PROBLEM DESCRIPTION: Find how many lines contain "icon" and state only that number.

STORED DATA:
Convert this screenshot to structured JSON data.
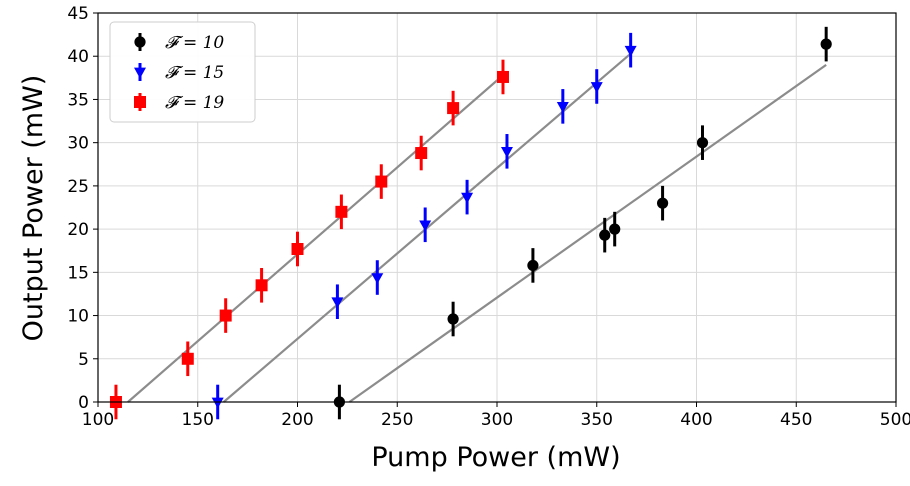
{
  "chart_data": {
    "type": "scatter",
    "title": "",
    "xlabel": "Pump Power (mW)",
    "ylabel": "Output Power (mW)",
    "xlim": [
      100,
      500
    ],
    "ylim": [
      0,
      45
    ],
    "xticks": [
      "100",
      "150",
      "200",
      "250",
      "300",
      "350",
      "400",
      "450",
      "500"
    ],
    "yticks": [
      "0",
      "5",
      "10",
      "15",
      "20",
      "25",
      "30",
      "35",
      "40",
      "45"
    ],
    "grid": true,
    "legend_position": "top-left",
    "series": [
      {
        "name": "𝓕 = 10",
        "color": "#000000",
        "marker": "circle",
        "points": [
          [
            221,
            0
          ],
          [
            278,
            9.6
          ],
          [
            318,
            15.8
          ],
          [
            354,
            19.3
          ],
          [
            359,
            20
          ],
          [
            383,
            23
          ],
          [
            403,
            30
          ],
          [
            465,
            41.4
          ]
        ],
        "error": 2.0,
        "fit": [
          [
            226,
            0
          ],
          [
            465,
            39
          ]
        ]
      },
      {
        "name": "𝓕 = 15",
        "color": "#0000ff",
        "marker": "triangle-down",
        "points": [
          [
            160,
            0
          ],
          [
            220,
            11.6
          ],
          [
            240,
            14.4
          ],
          [
            264,
            20.5
          ],
          [
            285,
            23.7
          ],
          [
            305,
            29
          ],
          [
            333,
            34.2
          ],
          [
            350,
            36.5
          ],
          [
            367,
            40.7
          ]
        ],
        "error": 2.0,
        "fit": [
          [
            163,
            0
          ],
          [
            368,
            40.5
          ]
        ]
      },
      {
        "name": "𝓕 = 19",
        "color": "#ff0000",
        "marker": "square",
        "points": [
          [
            109,
            0
          ],
          [
            145,
            5
          ],
          [
            164,
            10
          ],
          [
            182,
            13.5
          ],
          [
            200,
            17.7
          ],
          [
            222,
            22
          ],
          [
            242,
            25.5
          ],
          [
            262,
            28.8
          ],
          [
            278,
            34
          ],
          [
            303,
            37.6
          ]
        ],
        "error": 2.0,
        "fit": [
          [
            115,
            0
          ],
          [
            304,
            38
          ]
        ]
      }
    ]
  }
}
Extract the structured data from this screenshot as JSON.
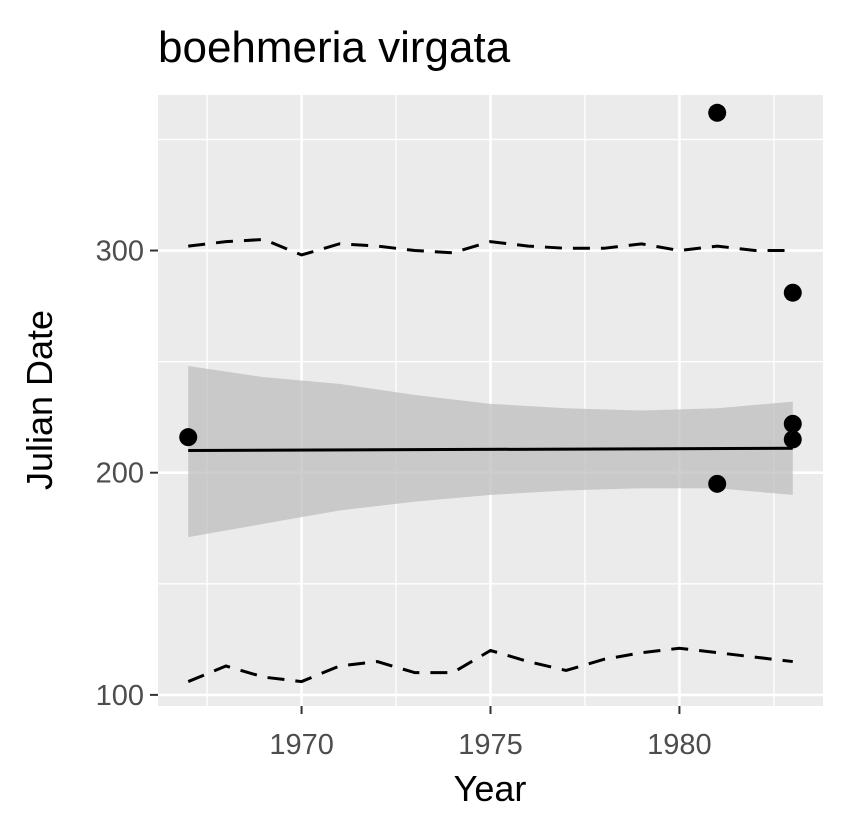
{
  "chart_data": {
    "type": "scatter",
    "title": "boehmeria virgata",
    "xlabel": "Year",
    "ylabel": "Julian Date",
    "xlim": [
      1966.2,
      1983.8
    ],
    "ylim": [
      95,
      370
    ],
    "x_ticks": [
      1970,
      1975,
      1980
    ],
    "y_ticks": [
      100,
      200,
      300
    ],
    "grid": true,
    "legend": "none",
    "colors": {
      "panel": "#ebebeb",
      "grid": "#ffffff",
      "points": "#000000",
      "ribbon": "#bebebe",
      "fit_line": "#000000",
      "quantile_lines": "#000000"
    },
    "points": [
      {
        "x": 1967,
        "y": 216
      },
      {
        "x": 1981,
        "y": 362
      },
      {
        "x": 1981,
        "y": 195
      },
      {
        "x": 1983,
        "y": 281
      },
      {
        "x": 1983,
        "y": 222
      },
      {
        "x": 1983,
        "y": 215
      }
    ],
    "fit_line": {
      "x": [
        1967,
        1983
      ],
      "y": [
        210,
        211
      ]
    },
    "confidence_band": {
      "x": [
        1967,
        1969,
        1971,
        1973,
        1975,
        1977,
        1979,
        1981,
        1983
      ],
      "upper": [
        248,
        243,
        240,
        235,
        231,
        229,
        228,
        229,
        232
      ],
      "lower": [
        171,
        177,
        183,
        187,
        190,
        192,
        193,
        193,
        190
      ]
    },
    "upper_quantile_line": {
      "x": [
        1967,
        1968,
        1969,
        1970,
        1971,
        1972,
        1973,
        1974,
        1975,
        1976,
        1977,
        1978,
        1979,
        1980,
        1981,
        1982,
        1983
      ],
      "y": [
        302,
        304,
        305,
        298,
        303,
        302,
        300,
        299,
        304,
        302,
        301,
        301,
        303,
        300,
        302,
        300,
        300
      ]
    },
    "lower_quantile_line": {
      "x": [
        1967,
        1968,
        1969,
        1970,
        1971,
        1972,
        1973,
        1974,
        1975,
        1976,
        1977,
        1978,
        1979,
        1980,
        1981,
        1982,
        1983
      ],
      "y": [
        106,
        113,
        108,
        106,
        113,
        115,
        110,
        110,
        120,
        115,
        111,
        116,
        119,
        121,
        119,
        117,
        115
      ]
    }
  }
}
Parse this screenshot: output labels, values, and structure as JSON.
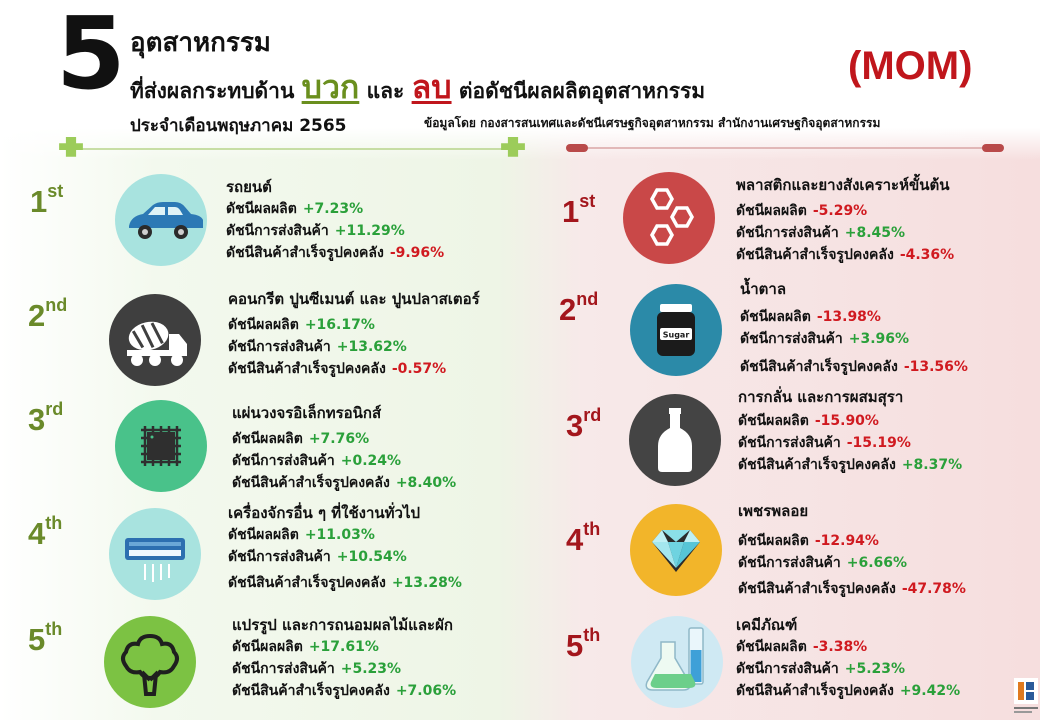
{
  "header": {
    "number": "5",
    "title_line1": "อุตสาหกรรม",
    "title_line2_a": "ที่ส่งผลกระทบด้าน",
    "positive_word": "บวก",
    "title_line2_b": "และ",
    "negative_word": "ลบ",
    "title_line2_c": "ต่อดัชนีผลผลิตอุตสาหกรรม",
    "period": "ประจำเดือนพฤษภาคม 2565",
    "source": "ข้อมูลโดย กองสารสนเทศและดัชนีเศรษฐกิจอุตสาหกรรม สำนักงานเศรษฐกิจอุตสาหกรรม",
    "mom": "(MOM)"
  },
  "labels": {
    "production": "ดัชนีผลผลิต",
    "shipment": "ดัชนีการส่งสินค้า",
    "inventory": "ดัชนีสินค้าสำเร็จรูปคงคลัง"
  },
  "positive": [
    {
      "rank": "1",
      "suffix": "st",
      "name": "รถยนต์",
      "production": "+7.23%",
      "shipment": "+11.29%",
      "inventory": "-9.96%",
      "icon": "car-icon",
      "color": "#a8e3df"
    },
    {
      "rank": "2",
      "suffix": "nd",
      "name": "คอนกรีต ปูนซีเมนต์ และ ปูนปลาสเตอร์",
      "production": "+16.17%",
      "shipment": "+13.62%",
      "inventory": "-0.57%",
      "icon": "cement-truck-icon",
      "color": "#3f3f3f"
    },
    {
      "rank": "3",
      "suffix": "rd",
      "name": "แผ่นวงจรอิเล็กทรอนิกส์",
      "production": "+7.76%",
      "shipment": "+0.24%",
      "inventory": "+8.40%",
      "icon": "microchip-icon",
      "color": "#49c28a"
    },
    {
      "rank": "4",
      "suffix": "th",
      "name": "เครื่องจักรอื่น ๆ ที่ใช้งานทั่วไป",
      "production": "+11.03%",
      "shipment": "+10.54%",
      "inventory": "+13.28%",
      "icon": "air-conditioner-icon",
      "color": "#a8e3df"
    },
    {
      "rank": "5",
      "suffix": "th",
      "name": "แปรรูป และการถนอมผลไม้และผัก",
      "production": "+17.61%",
      "shipment": "+5.23%",
      "inventory": "+7.06%",
      "icon": "tree-icon",
      "color": "#7cc243"
    }
  ],
  "negative": [
    {
      "rank": "1",
      "suffix": "st",
      "name": "พลาสติกและยางสังเคราะห์ขั้นต้น",
      "production": "-5.29%",
      "shipment": "+8.45%",
      "inventory": "-4.36%",
      "icon": "hexagon-molecule-icon",
      "color": "#c94848"
    },
    {
      "rank": "2",
      "suffix": "nd",
      "name": "น้ำตาล",
      "production": "-13.98%",
      "shipment": "+3.96%",
      "inventory": "-13.56%",
      "icon": "sugar-jar-icon",
      "color": "#2b8aa8",
      "jar_label": "Sugar"
    },
    {
      "rank": "3",
      "suffix": "rd",
      "name": "การกลั่น และการผสมสุรา",
      "production": "-15.90%",
      "shipment": "-15.19%",
      "inventory": "+8.37%",
      "icon": "bottle-icon",
      "color": "#444444"
    },
    {
      "rank": "4",
      "suffix": "th",
      "name": "เพชรพลอย",
      "production": "-12.94%",
      "shipment": "+6.66%",
      "inventory": "-47.78%",
      "icon": "diamond-icon",
      "color": "#f2b52a"
    },
    {
      "rank": "5",
      "suffix": "th",
      "name": "เคมีภัณฑ์",
      "production": "-3.38%",
      "shipment": "+5.23%",
      "inventory": "+9.42%",
      "icon": "lab-flask-icon",
      "color": "#cfe9f3"
    }
  ]
}
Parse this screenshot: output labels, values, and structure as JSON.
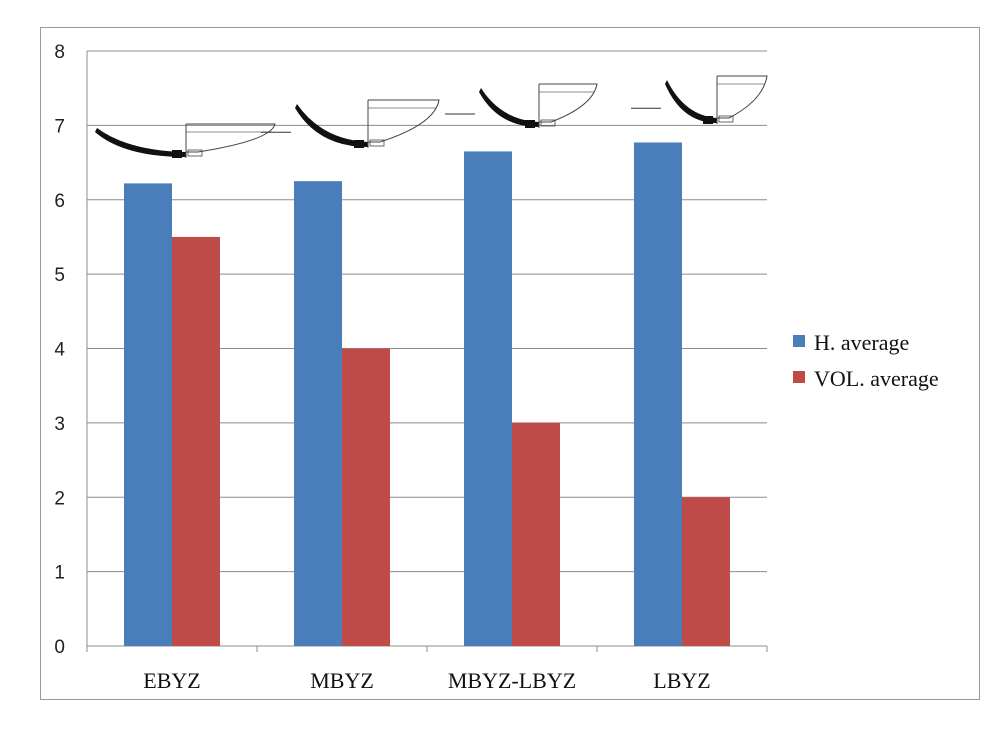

OUTPUT OF THE EXERCISE: 10